> _DIRECTIVE_:
Find the string "subtitle" in the records. Copy every line it appears in.

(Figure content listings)
◇ ◇ ◇ ◇ ◇
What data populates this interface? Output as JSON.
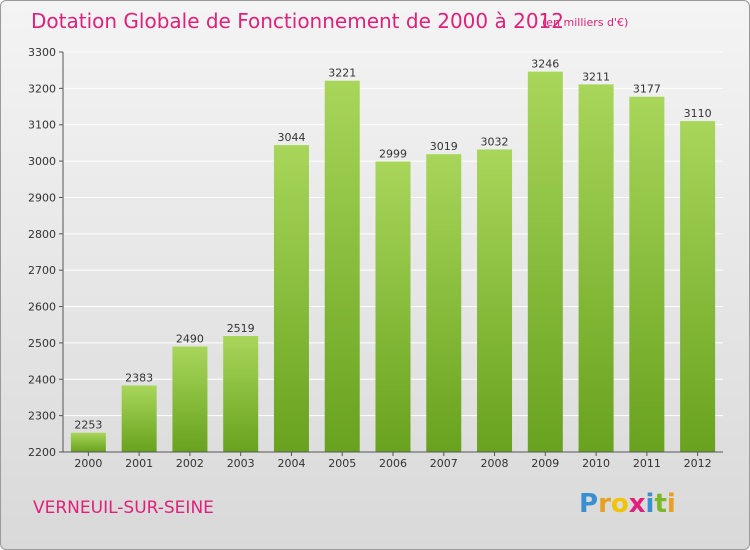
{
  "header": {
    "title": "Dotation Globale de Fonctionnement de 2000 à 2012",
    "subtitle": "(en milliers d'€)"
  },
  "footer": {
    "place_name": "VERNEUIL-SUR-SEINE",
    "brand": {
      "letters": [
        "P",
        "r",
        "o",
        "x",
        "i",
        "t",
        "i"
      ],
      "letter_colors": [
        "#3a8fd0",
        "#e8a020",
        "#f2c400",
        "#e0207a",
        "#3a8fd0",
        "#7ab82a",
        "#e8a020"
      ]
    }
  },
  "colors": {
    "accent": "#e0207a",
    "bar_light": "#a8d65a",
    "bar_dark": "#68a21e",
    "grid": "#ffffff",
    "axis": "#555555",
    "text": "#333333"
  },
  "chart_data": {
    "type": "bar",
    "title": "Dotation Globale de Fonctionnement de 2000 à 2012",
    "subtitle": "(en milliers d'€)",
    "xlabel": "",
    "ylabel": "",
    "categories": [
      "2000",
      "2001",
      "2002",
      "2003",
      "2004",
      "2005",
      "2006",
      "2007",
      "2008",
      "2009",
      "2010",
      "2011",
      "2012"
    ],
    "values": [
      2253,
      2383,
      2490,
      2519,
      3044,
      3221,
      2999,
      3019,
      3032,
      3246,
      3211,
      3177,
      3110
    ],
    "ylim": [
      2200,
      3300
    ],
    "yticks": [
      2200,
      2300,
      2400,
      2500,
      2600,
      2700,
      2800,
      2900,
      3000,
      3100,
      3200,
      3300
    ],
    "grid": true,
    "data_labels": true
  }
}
◇ ◇ ◇ ◇ ◇
> _OUTPUT_:
    "subtitle": "(en milliers d'€)"
    "subtitle": "(en milliers d'€)",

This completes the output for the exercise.